* _WHAT NEEDS TO BE DONE_: Identify the lines containing the word "title". Copy each one.

* _INPUT_:
===============

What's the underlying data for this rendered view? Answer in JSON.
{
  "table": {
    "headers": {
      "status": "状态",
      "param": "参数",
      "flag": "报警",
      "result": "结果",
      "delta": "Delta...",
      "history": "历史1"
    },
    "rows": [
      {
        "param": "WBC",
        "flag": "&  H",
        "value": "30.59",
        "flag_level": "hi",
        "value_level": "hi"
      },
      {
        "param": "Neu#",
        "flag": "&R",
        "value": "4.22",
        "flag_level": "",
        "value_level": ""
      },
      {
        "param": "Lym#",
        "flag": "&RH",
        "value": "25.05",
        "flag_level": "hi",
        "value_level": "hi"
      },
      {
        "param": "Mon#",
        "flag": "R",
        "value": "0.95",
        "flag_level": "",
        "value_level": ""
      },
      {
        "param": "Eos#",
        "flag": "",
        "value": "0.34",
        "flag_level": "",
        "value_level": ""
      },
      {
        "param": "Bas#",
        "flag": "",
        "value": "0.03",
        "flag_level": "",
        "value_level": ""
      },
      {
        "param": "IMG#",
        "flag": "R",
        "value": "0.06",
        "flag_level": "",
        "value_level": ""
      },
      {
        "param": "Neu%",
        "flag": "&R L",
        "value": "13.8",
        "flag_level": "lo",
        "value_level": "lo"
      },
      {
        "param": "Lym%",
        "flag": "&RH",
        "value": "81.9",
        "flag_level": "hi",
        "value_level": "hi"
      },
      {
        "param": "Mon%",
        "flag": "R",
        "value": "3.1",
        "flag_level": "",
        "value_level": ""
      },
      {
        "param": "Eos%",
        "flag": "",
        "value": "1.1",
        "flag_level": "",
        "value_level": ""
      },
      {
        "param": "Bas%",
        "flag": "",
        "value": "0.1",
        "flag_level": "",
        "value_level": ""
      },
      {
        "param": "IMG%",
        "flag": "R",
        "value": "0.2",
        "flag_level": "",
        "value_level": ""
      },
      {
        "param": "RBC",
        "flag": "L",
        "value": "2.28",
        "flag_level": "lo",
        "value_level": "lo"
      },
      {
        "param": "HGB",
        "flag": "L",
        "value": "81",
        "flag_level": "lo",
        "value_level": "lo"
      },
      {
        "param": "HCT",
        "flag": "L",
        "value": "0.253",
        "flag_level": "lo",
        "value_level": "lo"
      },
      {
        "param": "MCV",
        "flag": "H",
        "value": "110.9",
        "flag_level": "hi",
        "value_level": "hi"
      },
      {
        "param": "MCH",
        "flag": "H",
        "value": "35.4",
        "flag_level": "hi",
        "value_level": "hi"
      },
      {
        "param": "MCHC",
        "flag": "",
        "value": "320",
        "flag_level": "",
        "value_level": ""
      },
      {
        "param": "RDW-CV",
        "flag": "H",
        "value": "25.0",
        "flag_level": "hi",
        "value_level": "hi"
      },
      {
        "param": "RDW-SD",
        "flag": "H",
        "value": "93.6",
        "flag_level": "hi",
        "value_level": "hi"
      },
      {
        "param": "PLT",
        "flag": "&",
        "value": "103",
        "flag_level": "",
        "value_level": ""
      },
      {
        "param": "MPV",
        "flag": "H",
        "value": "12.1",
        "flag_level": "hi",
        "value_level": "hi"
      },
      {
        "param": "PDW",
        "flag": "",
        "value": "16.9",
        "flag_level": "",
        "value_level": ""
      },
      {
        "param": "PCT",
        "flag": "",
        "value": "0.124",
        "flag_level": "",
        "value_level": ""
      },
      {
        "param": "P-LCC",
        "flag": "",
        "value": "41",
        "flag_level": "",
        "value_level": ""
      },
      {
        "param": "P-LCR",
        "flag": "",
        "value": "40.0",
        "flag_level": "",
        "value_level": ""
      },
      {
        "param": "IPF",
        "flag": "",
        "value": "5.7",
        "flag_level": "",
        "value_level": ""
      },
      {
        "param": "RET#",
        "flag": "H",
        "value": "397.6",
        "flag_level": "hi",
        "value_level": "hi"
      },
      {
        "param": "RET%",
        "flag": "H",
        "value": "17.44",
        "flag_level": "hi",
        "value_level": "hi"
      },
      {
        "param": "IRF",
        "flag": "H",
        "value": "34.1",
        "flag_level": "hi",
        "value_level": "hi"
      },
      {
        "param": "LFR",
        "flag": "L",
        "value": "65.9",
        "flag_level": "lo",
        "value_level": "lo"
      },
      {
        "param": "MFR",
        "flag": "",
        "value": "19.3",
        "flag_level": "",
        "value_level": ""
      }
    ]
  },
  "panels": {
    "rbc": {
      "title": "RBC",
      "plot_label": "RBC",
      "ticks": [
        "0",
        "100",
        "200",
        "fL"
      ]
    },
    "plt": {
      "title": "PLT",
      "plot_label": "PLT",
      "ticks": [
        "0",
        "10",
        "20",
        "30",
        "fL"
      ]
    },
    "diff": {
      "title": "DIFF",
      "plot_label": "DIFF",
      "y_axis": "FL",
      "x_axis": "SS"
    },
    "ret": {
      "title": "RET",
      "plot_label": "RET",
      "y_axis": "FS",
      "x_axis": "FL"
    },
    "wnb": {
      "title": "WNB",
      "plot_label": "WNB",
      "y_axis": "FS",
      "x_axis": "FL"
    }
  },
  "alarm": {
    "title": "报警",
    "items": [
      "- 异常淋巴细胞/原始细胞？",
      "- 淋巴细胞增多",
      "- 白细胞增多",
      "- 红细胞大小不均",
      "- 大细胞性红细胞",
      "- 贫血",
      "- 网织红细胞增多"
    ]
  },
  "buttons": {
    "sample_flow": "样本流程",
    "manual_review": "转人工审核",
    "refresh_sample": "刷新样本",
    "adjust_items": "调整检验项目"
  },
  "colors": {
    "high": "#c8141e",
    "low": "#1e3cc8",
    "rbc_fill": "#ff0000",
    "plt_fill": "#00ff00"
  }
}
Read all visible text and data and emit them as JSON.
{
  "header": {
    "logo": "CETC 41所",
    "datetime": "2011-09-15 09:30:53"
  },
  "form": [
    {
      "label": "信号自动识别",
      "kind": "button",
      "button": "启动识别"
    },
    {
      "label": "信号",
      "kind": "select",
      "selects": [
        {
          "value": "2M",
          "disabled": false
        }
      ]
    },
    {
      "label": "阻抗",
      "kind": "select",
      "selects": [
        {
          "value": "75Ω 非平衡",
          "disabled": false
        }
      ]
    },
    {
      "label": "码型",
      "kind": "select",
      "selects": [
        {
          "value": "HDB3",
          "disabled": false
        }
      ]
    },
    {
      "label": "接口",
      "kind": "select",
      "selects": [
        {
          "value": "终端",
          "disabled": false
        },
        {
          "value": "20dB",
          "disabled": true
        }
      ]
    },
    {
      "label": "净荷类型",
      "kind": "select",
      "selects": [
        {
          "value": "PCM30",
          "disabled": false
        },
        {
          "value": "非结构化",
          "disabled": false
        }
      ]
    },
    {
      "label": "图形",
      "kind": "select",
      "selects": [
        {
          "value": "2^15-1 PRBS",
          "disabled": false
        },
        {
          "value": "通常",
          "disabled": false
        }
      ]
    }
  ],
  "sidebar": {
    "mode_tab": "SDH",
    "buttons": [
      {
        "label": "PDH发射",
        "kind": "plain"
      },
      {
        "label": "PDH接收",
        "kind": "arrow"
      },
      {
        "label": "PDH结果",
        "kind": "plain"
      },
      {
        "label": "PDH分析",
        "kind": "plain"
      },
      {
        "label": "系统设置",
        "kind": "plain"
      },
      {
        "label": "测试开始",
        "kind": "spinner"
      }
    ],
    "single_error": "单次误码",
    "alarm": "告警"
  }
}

===============

* _THE COMPLETED TASK_:
      "title": "RBC",
      "title": "PLT",
      "title": "DIFF",
      "title": "RET",
      "title": "WNB",
    "title": "报警",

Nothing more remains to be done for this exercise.